Prompt: Gather every line that includes the word "name", please.

Provided entries:
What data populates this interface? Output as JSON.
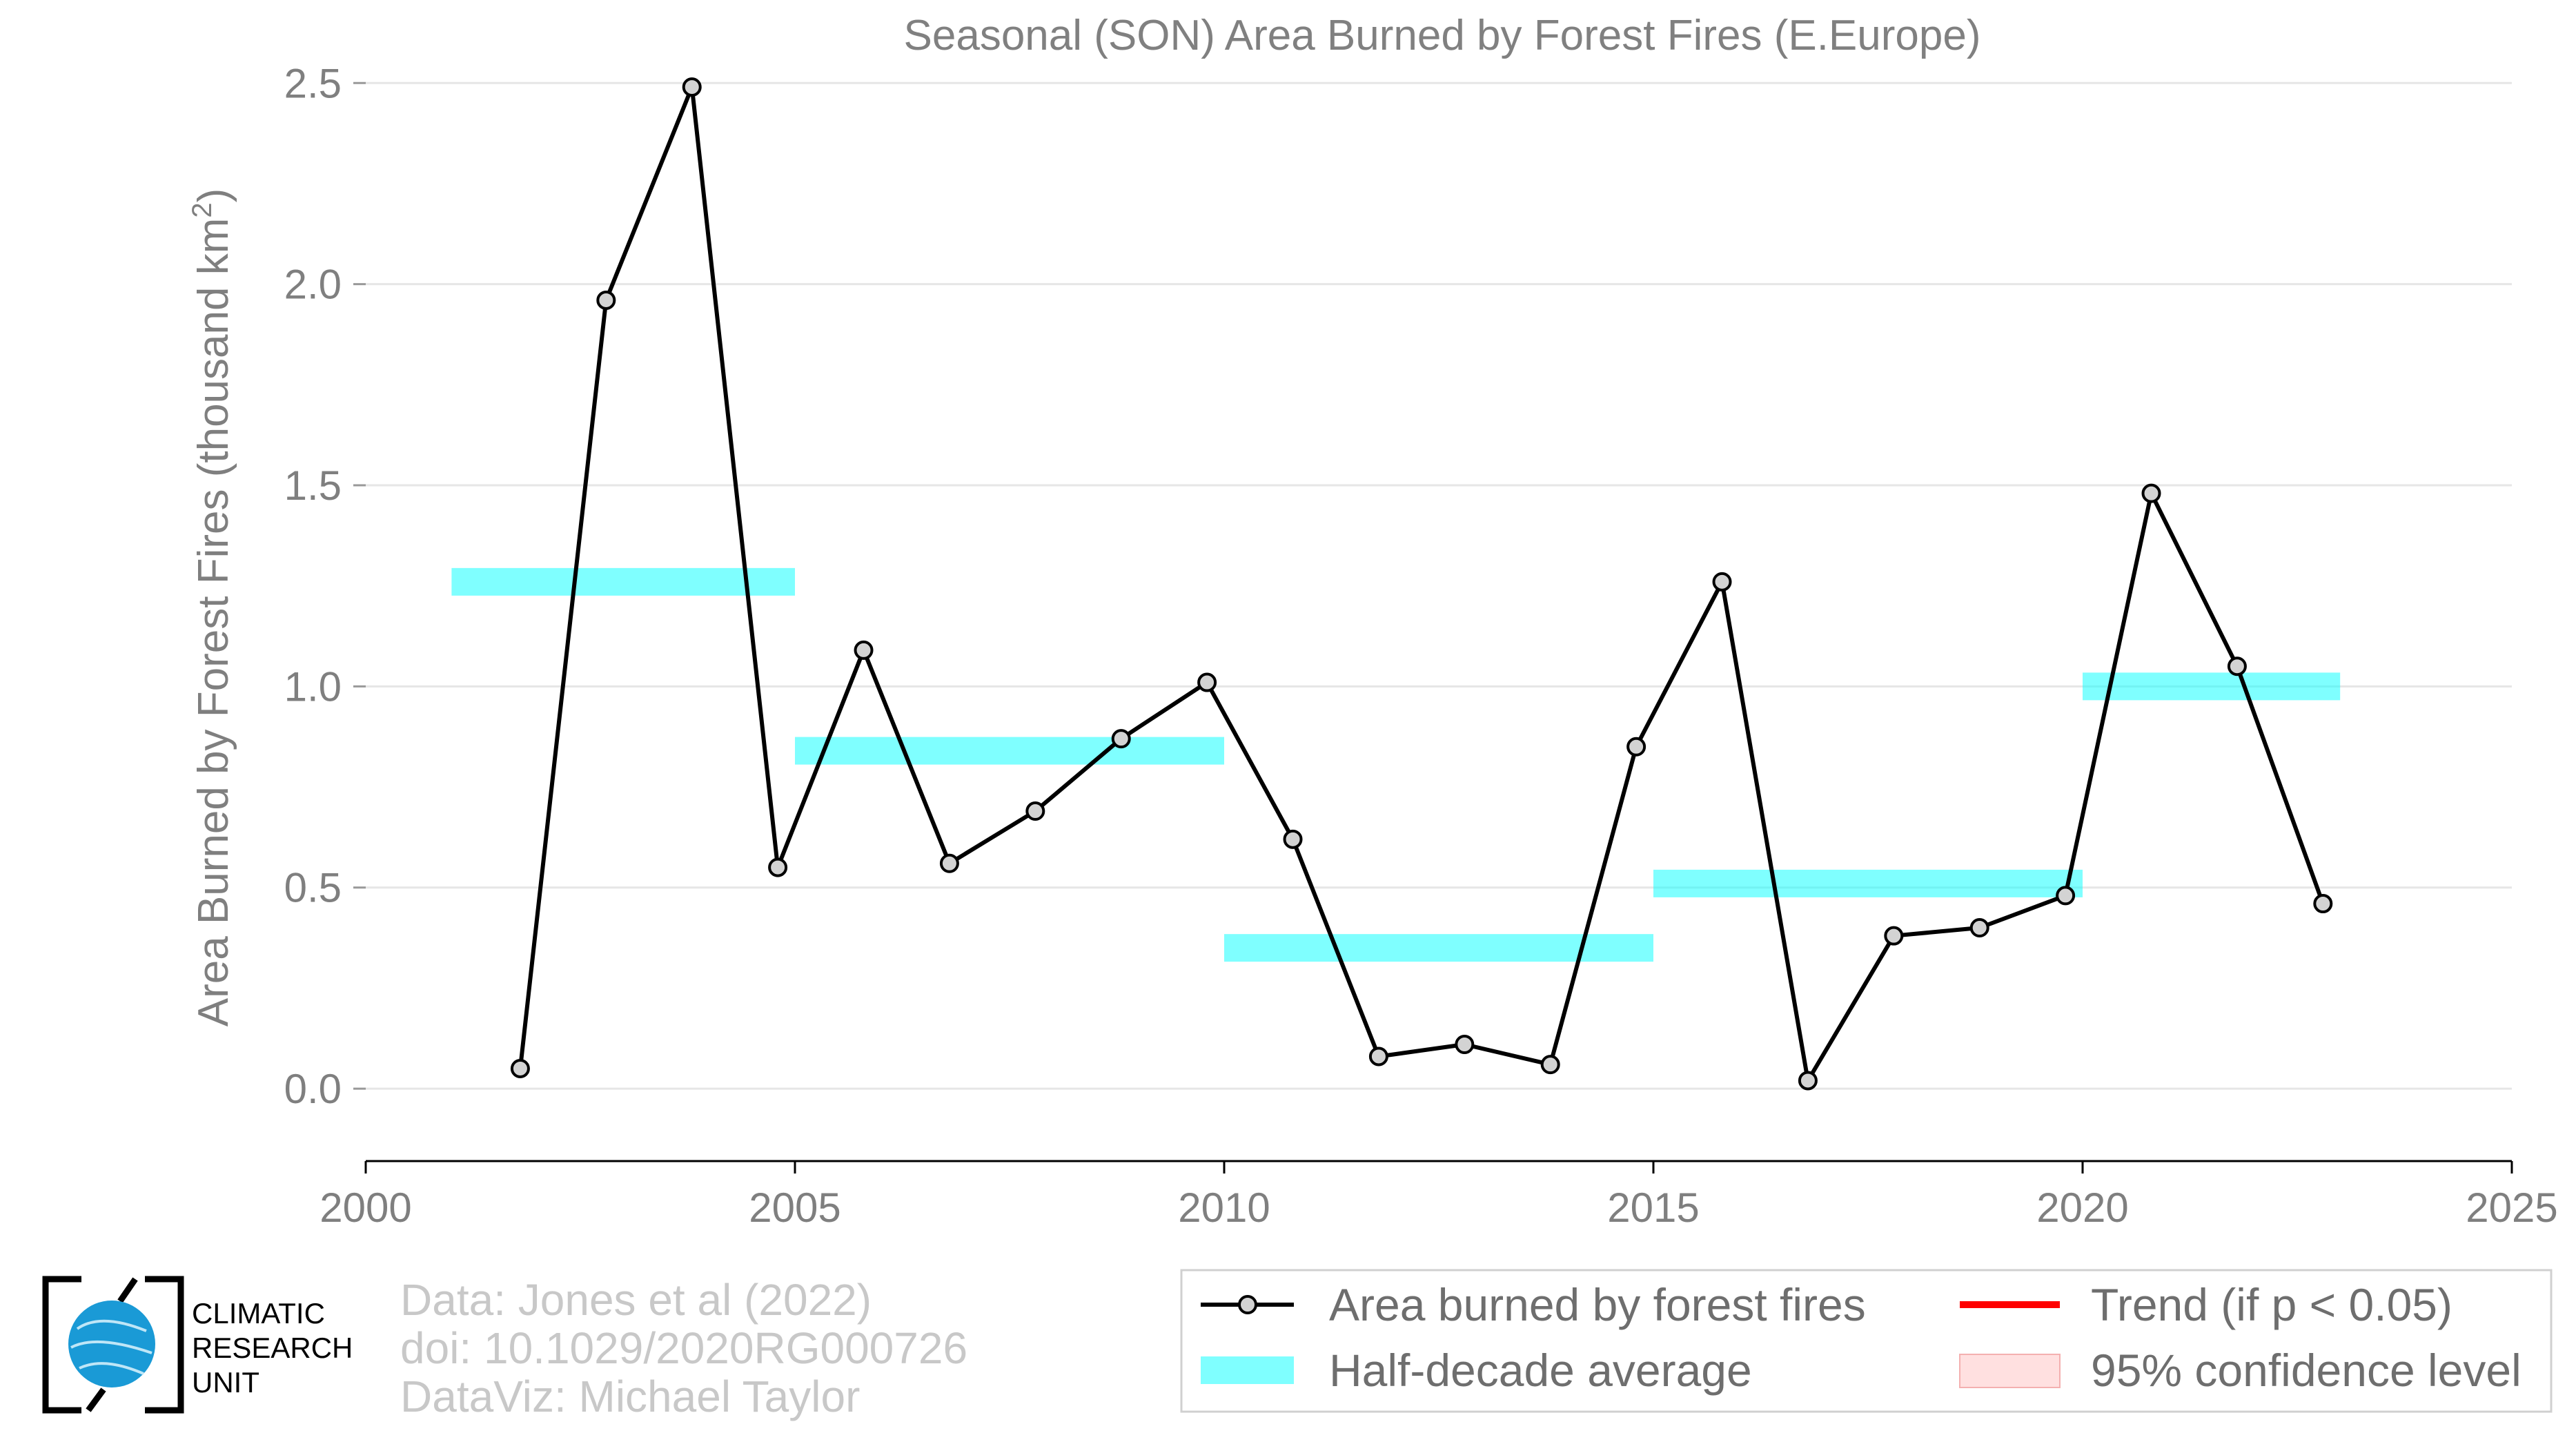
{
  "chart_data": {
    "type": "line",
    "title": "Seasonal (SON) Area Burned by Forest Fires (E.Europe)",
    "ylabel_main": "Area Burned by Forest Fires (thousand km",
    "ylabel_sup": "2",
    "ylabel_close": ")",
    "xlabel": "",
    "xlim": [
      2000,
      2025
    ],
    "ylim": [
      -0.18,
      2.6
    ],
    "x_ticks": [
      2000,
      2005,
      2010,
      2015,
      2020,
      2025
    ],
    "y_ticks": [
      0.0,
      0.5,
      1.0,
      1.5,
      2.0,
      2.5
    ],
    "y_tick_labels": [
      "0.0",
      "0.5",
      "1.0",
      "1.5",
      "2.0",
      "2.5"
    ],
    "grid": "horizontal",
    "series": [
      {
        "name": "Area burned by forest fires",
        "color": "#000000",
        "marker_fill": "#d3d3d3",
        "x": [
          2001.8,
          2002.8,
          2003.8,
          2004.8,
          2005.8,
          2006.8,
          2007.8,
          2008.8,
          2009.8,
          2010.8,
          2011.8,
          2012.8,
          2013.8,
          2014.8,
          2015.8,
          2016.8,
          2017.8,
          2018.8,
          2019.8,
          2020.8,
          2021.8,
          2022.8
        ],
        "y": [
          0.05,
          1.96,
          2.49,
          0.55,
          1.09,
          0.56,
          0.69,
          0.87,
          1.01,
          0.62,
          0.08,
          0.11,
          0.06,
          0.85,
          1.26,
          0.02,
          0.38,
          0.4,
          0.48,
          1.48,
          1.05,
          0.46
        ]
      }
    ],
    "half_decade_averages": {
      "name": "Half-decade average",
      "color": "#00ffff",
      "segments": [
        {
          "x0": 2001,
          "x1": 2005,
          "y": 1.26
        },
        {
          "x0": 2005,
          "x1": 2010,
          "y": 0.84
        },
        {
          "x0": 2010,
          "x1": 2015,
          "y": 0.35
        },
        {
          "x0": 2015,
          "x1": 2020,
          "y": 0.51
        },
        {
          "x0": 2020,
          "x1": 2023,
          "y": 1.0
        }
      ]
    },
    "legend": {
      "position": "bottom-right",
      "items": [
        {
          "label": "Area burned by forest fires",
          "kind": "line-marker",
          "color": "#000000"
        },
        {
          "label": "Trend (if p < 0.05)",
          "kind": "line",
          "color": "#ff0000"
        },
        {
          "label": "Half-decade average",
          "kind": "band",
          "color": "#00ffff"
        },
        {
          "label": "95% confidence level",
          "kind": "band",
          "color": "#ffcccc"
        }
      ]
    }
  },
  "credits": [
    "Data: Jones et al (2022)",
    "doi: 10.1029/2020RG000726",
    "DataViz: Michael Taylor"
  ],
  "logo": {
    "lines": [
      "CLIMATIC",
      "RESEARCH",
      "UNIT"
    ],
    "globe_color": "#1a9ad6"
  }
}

--

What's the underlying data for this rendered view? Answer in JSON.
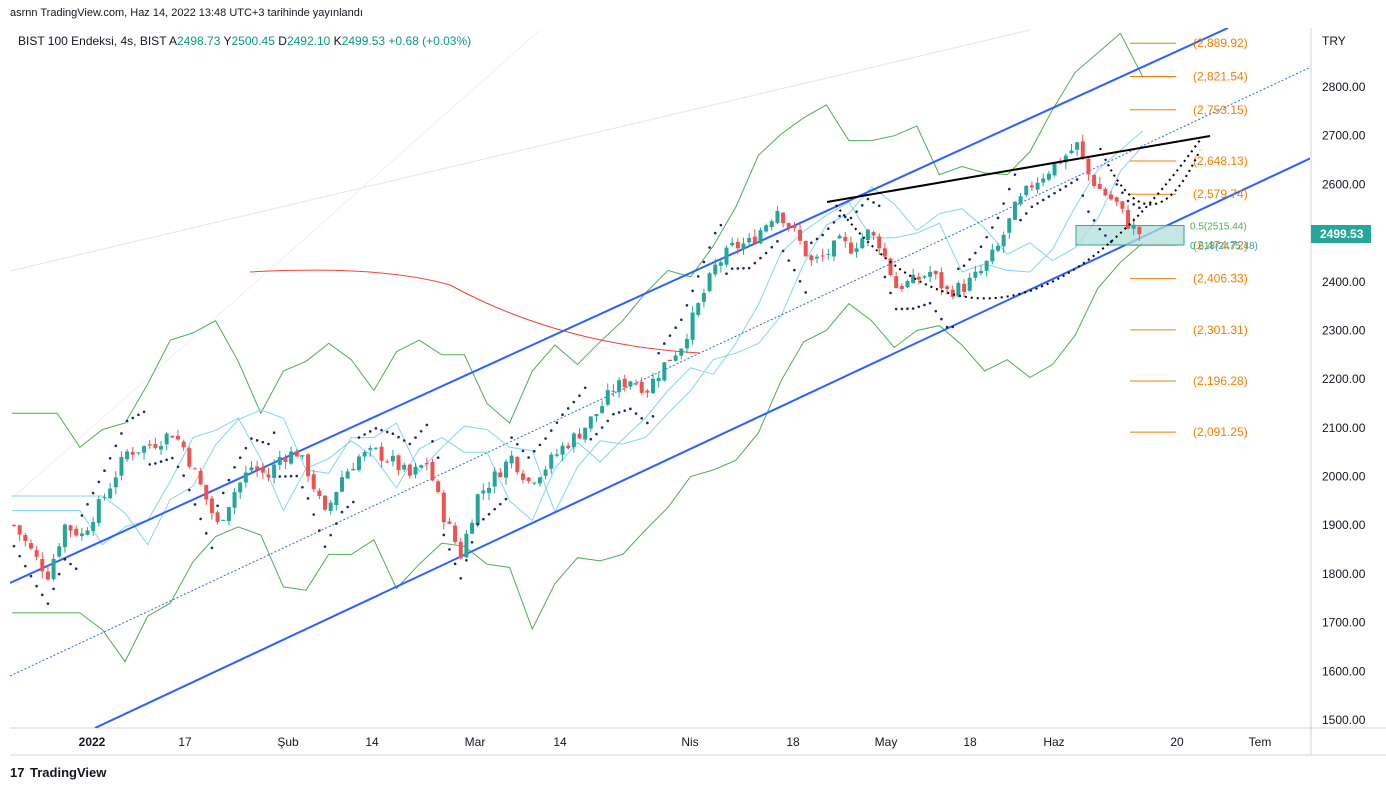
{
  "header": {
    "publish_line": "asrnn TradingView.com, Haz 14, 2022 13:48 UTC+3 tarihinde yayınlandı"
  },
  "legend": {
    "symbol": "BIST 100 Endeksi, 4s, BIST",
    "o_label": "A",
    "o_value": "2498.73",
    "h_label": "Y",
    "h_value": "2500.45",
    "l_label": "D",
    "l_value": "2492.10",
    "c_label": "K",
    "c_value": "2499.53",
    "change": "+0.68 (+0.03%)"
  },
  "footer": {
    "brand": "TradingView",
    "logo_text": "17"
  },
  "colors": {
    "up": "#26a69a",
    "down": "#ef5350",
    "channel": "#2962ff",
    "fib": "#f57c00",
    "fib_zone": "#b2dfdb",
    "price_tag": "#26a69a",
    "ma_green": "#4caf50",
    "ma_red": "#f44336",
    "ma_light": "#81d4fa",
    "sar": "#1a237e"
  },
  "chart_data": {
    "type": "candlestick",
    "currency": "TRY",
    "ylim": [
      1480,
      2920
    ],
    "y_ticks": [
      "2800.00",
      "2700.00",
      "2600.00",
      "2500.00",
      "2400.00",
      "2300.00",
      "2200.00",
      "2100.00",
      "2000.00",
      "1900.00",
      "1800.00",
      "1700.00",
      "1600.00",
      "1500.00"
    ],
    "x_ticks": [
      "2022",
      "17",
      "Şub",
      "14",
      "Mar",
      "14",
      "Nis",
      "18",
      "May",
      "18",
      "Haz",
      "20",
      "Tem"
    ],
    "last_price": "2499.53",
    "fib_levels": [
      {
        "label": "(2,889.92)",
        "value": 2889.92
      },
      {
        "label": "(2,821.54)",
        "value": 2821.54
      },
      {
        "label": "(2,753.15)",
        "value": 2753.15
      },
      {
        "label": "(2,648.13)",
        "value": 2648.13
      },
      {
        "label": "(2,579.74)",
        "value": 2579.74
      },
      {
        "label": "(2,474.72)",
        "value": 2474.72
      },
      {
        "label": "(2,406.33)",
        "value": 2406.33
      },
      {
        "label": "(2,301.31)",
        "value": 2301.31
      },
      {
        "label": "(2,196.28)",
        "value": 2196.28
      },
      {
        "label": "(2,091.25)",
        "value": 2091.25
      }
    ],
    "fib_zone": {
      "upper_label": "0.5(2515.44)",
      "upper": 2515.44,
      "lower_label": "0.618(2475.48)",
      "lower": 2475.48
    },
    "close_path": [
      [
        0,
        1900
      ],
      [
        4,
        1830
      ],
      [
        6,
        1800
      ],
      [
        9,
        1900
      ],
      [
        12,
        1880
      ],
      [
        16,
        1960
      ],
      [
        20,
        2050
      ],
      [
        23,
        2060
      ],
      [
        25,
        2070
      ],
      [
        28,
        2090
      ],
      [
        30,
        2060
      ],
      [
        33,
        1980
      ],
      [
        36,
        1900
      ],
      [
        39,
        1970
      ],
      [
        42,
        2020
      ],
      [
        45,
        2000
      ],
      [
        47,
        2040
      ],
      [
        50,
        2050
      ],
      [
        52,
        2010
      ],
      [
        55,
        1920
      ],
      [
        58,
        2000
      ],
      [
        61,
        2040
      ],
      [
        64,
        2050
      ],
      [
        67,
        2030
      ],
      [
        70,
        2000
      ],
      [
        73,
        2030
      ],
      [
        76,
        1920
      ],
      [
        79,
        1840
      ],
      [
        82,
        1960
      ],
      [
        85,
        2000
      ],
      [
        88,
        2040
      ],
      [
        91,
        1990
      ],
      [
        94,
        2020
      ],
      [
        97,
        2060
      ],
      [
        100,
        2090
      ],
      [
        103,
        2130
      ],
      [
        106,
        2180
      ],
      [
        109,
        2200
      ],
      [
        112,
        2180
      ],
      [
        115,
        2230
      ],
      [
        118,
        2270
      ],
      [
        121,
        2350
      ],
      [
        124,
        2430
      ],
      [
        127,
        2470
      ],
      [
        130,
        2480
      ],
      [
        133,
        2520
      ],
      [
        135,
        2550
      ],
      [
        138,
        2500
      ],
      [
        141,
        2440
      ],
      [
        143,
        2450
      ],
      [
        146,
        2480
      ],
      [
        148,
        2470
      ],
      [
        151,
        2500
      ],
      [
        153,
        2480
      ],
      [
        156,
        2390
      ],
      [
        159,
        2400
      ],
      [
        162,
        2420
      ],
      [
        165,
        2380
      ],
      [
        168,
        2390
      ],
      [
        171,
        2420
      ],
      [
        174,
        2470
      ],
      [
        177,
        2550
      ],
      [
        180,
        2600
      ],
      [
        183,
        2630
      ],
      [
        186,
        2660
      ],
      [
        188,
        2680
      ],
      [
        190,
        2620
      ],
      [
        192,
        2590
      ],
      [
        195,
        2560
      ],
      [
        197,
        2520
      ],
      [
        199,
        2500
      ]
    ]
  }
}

Answer to this exercise:
        "name": "Area burned by forest fires",
      "name": "Half-decade average",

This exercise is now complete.